::: Given records :::
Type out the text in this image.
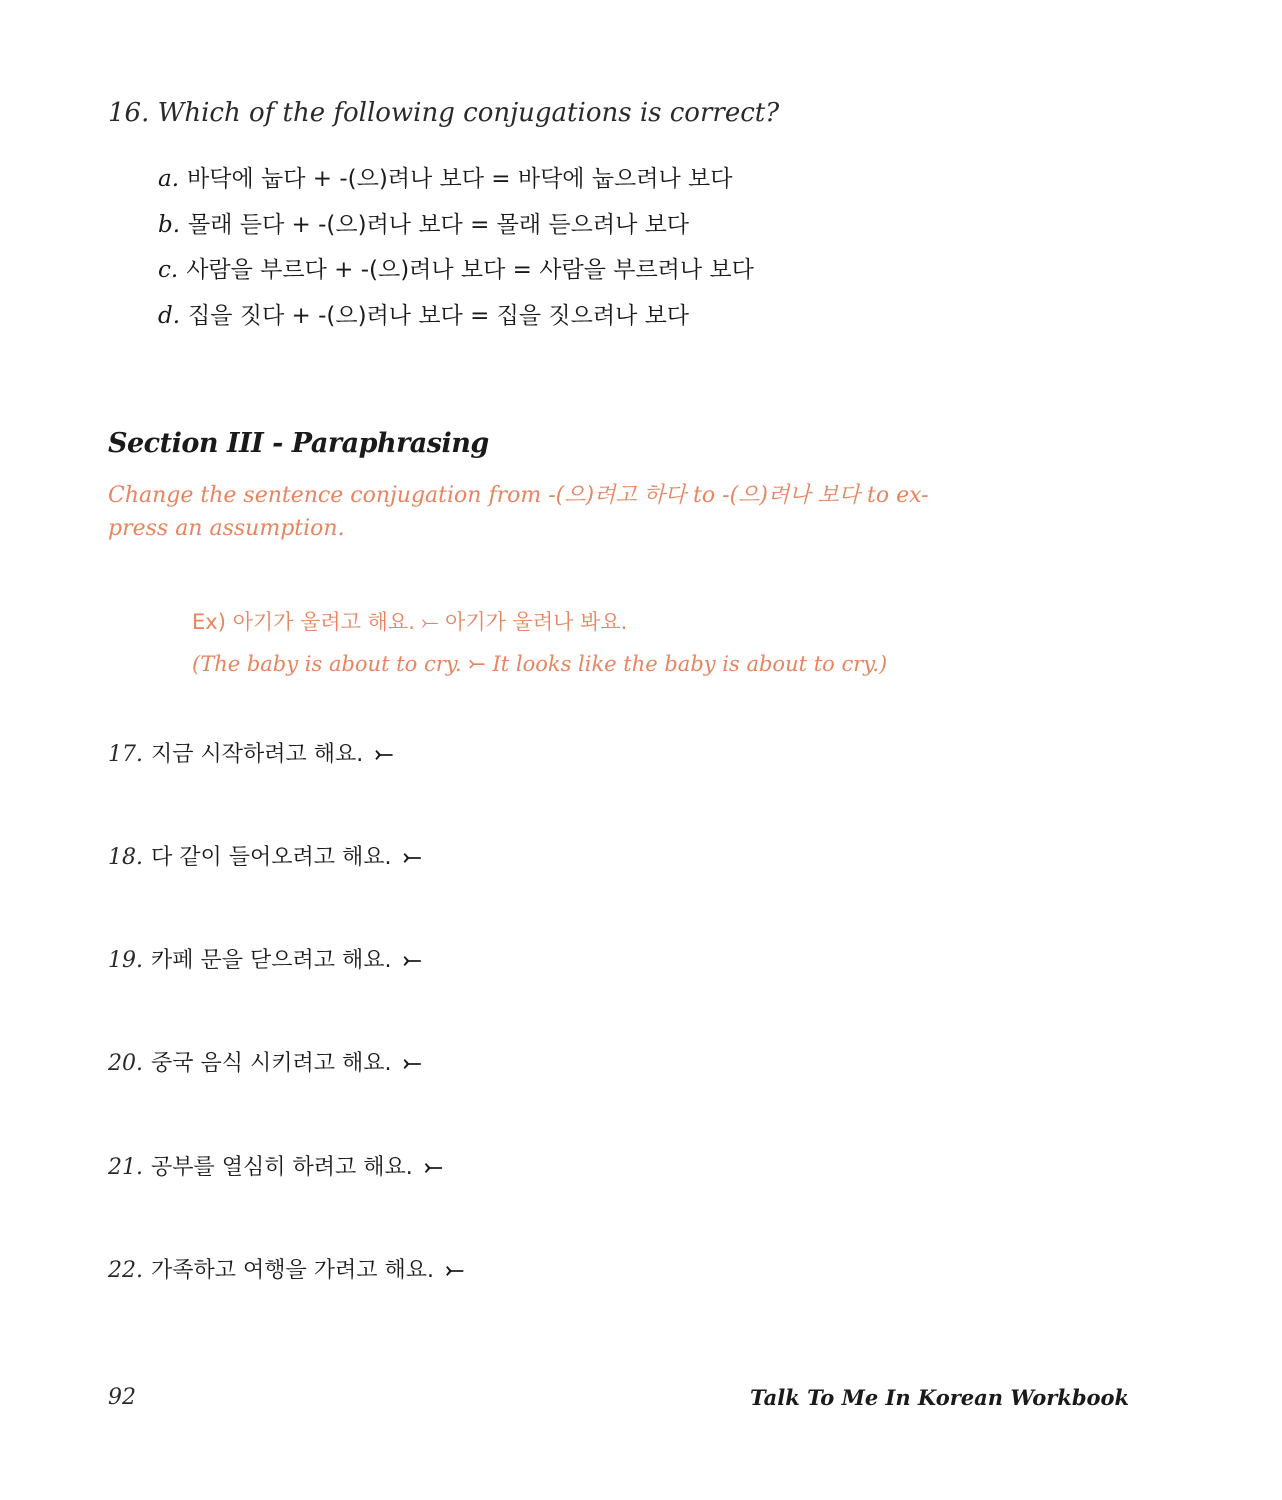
16. Which of the following conjugations is correct?
a. 바닥에 눕다 + -(으)려나 보다 = 바닥에 눕으려나 보다
b. 몰래 듣다 + -(으)려나 보다 = 몰래 듣으려나 보다
c. 사람을 부르다 + -(으)려나 보다 = 사람을 부르려나 보다
d. 집을 짓다 + -(으)려나 보다 = 집을 짓으려나 보다
Section III - Paraphrasing
Change the sentence conjugation from -(으)려고 하다 to -(으)려나 보다 to ex-
press an assumption.
Ex) 아기가 울려고 해요. ⤚ 아기가 울려나 봐요.
(The baby is about to cry. ⤚ It looks like the baby is about to cry.)
17. 지금 시작하려고 해요. ⤚
18. 다 같이 들어오려고 해요. ⤚
19. 카페 문을 닫으려고 해요. ⤚
20. 중국 음식 시키려고 해요. ⤚
21. 공부를 열심히 하려고 해요. ⤚
22. 가족하고 여행을 가려고 해요. ⤚
92	Talk To Me In Korean Workbook
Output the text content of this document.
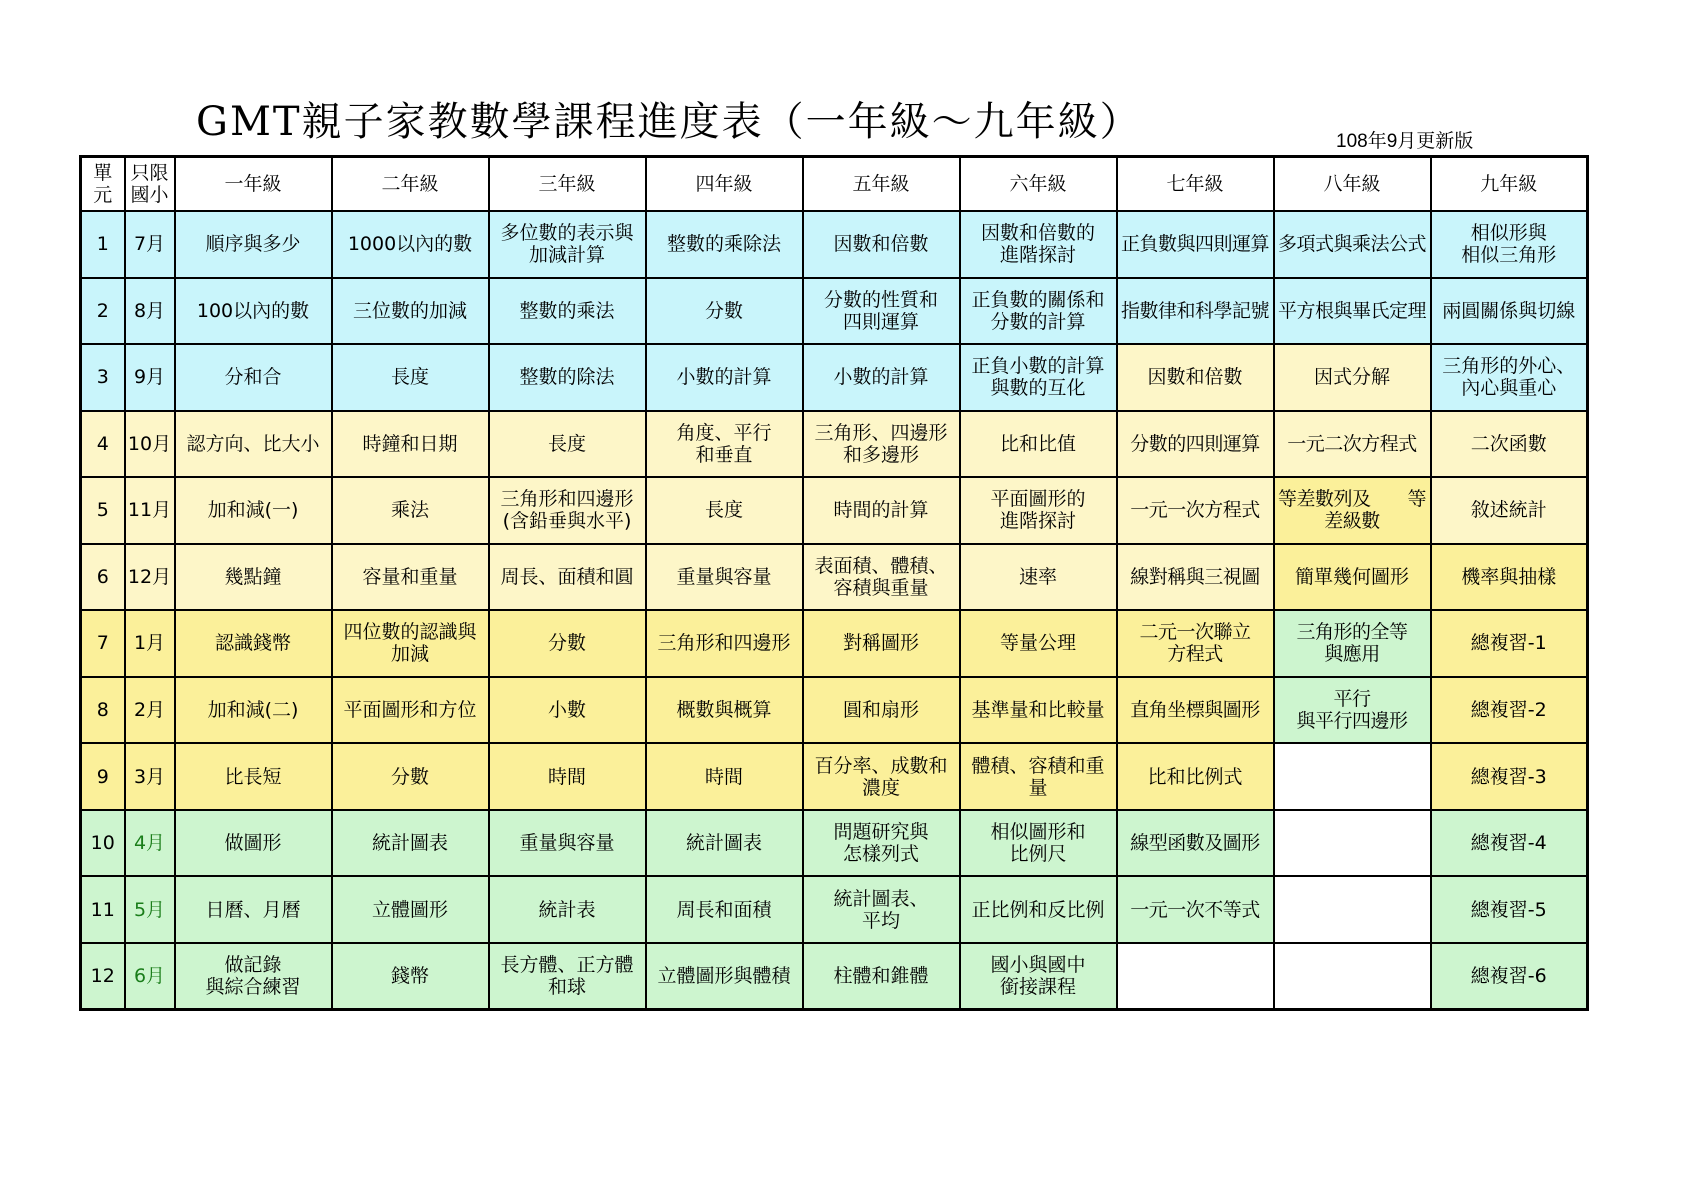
GMT親子家教數學課程進度表（一年級～九年級）	108年9月更新版
單 元	只限 國小	一年級	二年級	三年級	四年級	五年級	六年級	七年級	八年級	九年級
1	7月	順序與多少	1000以內的數	多位數的表示與
加減計算	整數的乘除法	因數和倍數	因數和倍數的
進階探討	正負數與四則運算	多項式與乘法公式	相似形與
相似三角形
2	8月	100以內的數	三位數的加減	整數的乘法	分數	分數的性質和
四則運算	正負數的關係和
分數的計算	指數律和科學記號	平方根與畢氏定理	兩圓關係與切線
3	9月	分和合	長度	整數的除法	小數的計算	小數的計算	正負小數的計算
與數的互化	因數和倍數	因式分解	三角形的外心、
內心與重心
4	10月	認方向、比大小	時鐘和日期	長度	角度、平行
和垂直	三角形、四邊形
和多邊形	比和比值	分數的四則運算	一元二次方程式	二次函數
5	11月	加和減(一)	乘法	三角形和四邊形
(含鉛垂與水平)	長度	時間的計算	平面圖形的
進階探討	一元一次方程式	等差數列及　　等
差級數	敘述統計
6	12月	幾點鐘	容量和重量	周長、面積和圓	重量與容量	表面積、體積、
容積與重量	速率	線對稱與三視圖	簡單幾何圖形	機率與抽樣
7	1月	認識錢幣	四位數的認識與
加減	分數	三角形和四邊形	對稱圖形	等量公理	二元一次聯立
方程式	三角形的全等
與應用	總複習-1
8	2月	加和減(二)	平面圖形和方位	小數	概數與概算	圓和扇形	基準量和比較量	直角坐標與圖形	平行
與平行四邊形	總複習-2
9	3月	比長短	分數	時間	時間	百分率、成數和
濃度	體積、容積和重量	比和比例式		總複習-3
10	4月	做圖形	統計圖表	重量與容量	統計圖表	問題研究與
怎樣列式	相似圖形和
比例尺	線型函數及圖形		總複習-4
11	5月	日曆、月曆	立體圖形	統計表	周長和面積	統計圖表、
平均	正比例和反比例	一元一次不等式		總複習-5
12	6月	做記錄
與綜合練習	錢幣	長方體、正方體
和球	立體圖形與體積	柱體和錐體	國小與國中
銜接課程			總複習-6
:::
# Stated task:
In the entries above, identify each line that includes the string "進階探討", then copy it.

# Finished task:
進階探討	正負數與四則運算	多項式與乘法公式	相似形與
進階探討	一元一次方程式	等差數列及　　等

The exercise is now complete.